- [GIVEN REQUEST]
Retype all of the data. Every line must match exactly.

- [DATA TO PROCESS]
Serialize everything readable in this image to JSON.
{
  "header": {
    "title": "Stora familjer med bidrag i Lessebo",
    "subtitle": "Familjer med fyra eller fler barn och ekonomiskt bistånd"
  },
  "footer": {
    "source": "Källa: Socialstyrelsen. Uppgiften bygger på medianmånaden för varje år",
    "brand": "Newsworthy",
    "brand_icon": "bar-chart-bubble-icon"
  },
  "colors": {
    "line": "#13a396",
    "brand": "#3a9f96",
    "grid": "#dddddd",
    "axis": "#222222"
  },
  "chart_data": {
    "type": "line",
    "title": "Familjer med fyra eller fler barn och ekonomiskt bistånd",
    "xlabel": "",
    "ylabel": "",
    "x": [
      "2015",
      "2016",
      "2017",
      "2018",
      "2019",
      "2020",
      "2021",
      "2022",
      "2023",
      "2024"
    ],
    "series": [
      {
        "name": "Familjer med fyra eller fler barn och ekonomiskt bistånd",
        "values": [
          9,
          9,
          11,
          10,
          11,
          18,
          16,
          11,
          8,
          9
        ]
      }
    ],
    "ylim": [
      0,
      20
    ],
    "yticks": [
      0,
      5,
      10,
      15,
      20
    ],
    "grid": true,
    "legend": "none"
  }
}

- [FINISHED ANSWER]
Serialize everything readable in this image to JSON.
{
  "header": {
    "title": "Stora familjer med bidrag i Lessebo",
    "subtitle": "Familjer med fyra eller fler barn och ekonomiskt bistånd"
  },
  "footer": {
    "source": "Källa: Socialstyrelsen. Uppgiften bygger på medianmånaden för varje år",
    "brand": "Newsworthy",
    "brand_icon": "bar-chart-bubble-icon"
  },
  "colors": {
    "line": "#13a396",
    "brand": "#3a9f96",
    "grid": "#dddddd",
    "axis": "#222222"
  },
  "chart_data": {
    "type": "line",
    "title": "Familjer med fyra eller fler barn och ekonomiskt bistånd",
    "xlabel": "",
    "ylabel": "",
    "x": [
      "2015",
      "2016",
      "2017",
      "2018",
      "2019",
      "2020",
      "2021",
      "2022",
      "2023",
      "2024"
    ],
    "series": [
      {
        "name": "Familjer med fyra eller fler barn och ekonomiskt bistånd",
        "values": [
          9,
          9,
          11,
          10,
          11,
          18,
          16,
          11,
          8,
          9
        ]
      }
    ],
    "ylim": [
      0,
      20
    ],
    "yticks": [
      0,
      5,
      10,
      15,
      20
    ],
    "grid": true,
    "legend": "none"
  }
}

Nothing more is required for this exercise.